Give back exactly the lines running from the line that holds "Give me the" through the line that holds "Parse this chart: output", ends included, and no other lines.

** start Dataset extract **

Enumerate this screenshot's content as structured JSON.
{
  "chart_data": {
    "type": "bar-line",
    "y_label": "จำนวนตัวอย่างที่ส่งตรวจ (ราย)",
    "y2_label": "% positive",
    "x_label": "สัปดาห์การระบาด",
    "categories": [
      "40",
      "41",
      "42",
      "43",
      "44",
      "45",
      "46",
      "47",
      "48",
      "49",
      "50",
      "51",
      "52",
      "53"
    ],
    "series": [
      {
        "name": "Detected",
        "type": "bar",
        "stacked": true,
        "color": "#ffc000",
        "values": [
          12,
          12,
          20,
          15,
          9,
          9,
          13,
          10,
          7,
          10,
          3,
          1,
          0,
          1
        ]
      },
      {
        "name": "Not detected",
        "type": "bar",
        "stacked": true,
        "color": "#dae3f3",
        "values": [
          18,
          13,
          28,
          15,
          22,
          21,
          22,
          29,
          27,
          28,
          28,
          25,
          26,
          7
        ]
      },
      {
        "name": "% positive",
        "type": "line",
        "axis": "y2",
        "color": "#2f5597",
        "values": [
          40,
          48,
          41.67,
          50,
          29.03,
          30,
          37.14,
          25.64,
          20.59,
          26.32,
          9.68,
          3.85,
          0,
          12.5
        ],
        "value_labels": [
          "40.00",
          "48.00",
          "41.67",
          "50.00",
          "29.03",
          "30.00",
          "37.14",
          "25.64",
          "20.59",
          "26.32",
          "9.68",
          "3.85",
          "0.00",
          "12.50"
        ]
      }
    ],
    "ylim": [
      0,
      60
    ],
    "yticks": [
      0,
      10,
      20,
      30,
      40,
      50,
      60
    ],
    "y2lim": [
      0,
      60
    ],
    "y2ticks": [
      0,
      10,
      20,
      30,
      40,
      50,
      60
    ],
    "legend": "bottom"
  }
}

** end Dataset extract **
** start Dataset extract **

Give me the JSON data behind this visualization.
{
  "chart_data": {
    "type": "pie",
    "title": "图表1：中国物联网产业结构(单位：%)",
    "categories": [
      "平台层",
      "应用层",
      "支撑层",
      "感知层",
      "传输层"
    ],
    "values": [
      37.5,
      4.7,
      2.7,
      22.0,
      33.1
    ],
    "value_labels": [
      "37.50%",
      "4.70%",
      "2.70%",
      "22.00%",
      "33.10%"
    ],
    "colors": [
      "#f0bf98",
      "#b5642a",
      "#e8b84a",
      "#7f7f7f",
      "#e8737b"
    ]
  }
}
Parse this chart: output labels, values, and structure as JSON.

** end Dataset extract **

▶ Answer to this task:
Give me the JSON data behind this visualization.
{
  "chart_data": {
    "type": "pie",
    "title": "图表1：中国物联网产业结构(单位：%)",
    "categories": [
      "平台层",
      "应用层",
      "支撑层",
      "感知层",
      "传输层"
    ],
    "values": [
      37.5,
      4.7,
      2.7,
      22.0,
      33.1
    ],
    "value_labels": [
      "37.50%",
      "4.70%",
      "2.70%",
      "22.00%",
      "33.10%"
    ],
    "colors": [
      "#f0bf98",
      "#b5642a",
      "#e8b84a",
      "#7f7f7f",
      "#e8737b"
    ]
  }
}
Parse this chart: output labels, values, and structure as JSON.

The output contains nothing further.